Collected data entries
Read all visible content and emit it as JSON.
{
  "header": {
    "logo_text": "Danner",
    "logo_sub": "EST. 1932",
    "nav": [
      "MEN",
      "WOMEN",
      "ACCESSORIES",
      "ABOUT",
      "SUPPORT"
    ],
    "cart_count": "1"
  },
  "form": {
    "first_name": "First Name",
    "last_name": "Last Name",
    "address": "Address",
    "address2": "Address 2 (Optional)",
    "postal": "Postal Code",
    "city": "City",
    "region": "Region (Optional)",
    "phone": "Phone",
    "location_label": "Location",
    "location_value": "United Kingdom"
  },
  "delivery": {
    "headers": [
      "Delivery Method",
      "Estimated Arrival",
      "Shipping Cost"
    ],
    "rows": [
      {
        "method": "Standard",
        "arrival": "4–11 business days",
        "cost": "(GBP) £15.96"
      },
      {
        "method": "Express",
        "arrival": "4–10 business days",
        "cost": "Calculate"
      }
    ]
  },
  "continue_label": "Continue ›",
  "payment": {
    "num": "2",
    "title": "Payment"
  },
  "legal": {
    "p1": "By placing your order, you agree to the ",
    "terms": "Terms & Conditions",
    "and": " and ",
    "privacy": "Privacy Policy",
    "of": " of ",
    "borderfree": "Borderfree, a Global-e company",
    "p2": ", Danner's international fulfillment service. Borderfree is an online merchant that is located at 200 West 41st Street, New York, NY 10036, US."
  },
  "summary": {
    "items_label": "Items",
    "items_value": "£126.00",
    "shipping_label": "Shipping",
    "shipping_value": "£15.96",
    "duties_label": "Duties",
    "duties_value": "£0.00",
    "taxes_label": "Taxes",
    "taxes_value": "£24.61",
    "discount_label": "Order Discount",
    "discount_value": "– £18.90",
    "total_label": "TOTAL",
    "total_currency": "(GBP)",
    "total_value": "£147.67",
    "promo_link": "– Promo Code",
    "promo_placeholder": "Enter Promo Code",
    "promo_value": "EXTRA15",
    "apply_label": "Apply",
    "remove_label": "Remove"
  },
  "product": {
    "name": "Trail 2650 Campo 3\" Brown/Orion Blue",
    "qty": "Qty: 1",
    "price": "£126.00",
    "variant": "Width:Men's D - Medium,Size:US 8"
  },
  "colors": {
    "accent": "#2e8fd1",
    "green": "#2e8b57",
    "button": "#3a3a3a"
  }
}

◆ Requirements: Check each line above for the word "Borderfree" and say how many have it, with nothing else.

◆ Written reply: 2